• [Objective]
Go through the data below. List every line that holds the word "title".

• [Data lines]
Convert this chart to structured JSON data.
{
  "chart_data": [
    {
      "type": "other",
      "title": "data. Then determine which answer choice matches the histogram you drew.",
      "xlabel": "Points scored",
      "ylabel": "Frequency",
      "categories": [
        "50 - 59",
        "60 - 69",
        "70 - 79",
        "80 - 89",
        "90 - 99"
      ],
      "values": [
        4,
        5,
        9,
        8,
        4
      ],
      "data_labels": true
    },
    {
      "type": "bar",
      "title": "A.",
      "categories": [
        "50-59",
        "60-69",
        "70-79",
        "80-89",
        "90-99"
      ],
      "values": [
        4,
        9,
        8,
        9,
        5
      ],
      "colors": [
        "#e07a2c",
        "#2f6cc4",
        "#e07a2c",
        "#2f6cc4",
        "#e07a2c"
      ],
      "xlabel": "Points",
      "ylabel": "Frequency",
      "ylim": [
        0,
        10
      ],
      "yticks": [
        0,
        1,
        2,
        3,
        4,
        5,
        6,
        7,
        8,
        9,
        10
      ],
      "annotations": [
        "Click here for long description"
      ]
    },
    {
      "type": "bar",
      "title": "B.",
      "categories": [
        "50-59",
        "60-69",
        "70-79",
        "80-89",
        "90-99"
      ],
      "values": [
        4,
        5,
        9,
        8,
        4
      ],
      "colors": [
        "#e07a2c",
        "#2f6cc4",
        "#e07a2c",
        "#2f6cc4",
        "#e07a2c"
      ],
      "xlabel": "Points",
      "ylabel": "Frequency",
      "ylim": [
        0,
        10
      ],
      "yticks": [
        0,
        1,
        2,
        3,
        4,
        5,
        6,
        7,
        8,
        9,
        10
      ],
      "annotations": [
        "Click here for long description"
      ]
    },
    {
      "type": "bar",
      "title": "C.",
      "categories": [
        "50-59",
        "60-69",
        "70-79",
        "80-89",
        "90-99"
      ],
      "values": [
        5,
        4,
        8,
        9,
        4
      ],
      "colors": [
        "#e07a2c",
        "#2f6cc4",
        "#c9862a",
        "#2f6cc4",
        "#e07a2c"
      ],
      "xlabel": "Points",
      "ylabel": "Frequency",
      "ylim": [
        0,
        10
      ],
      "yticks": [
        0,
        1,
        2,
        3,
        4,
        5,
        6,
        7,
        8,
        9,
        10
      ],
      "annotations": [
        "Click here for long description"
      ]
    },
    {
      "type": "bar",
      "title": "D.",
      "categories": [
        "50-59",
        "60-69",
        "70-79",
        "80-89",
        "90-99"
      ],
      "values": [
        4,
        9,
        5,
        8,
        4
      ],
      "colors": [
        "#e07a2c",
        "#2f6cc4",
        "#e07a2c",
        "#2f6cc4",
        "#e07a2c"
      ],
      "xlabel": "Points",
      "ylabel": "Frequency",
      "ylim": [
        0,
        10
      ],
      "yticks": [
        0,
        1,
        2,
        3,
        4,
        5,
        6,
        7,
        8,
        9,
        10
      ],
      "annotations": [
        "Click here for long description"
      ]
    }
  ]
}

• [Answer]
      "title": "data. Then determine which answer choice matches the histogram you drew.",
      "title": "A.",
      "title": "B.",
      "title": "C.",
      "title": "D.",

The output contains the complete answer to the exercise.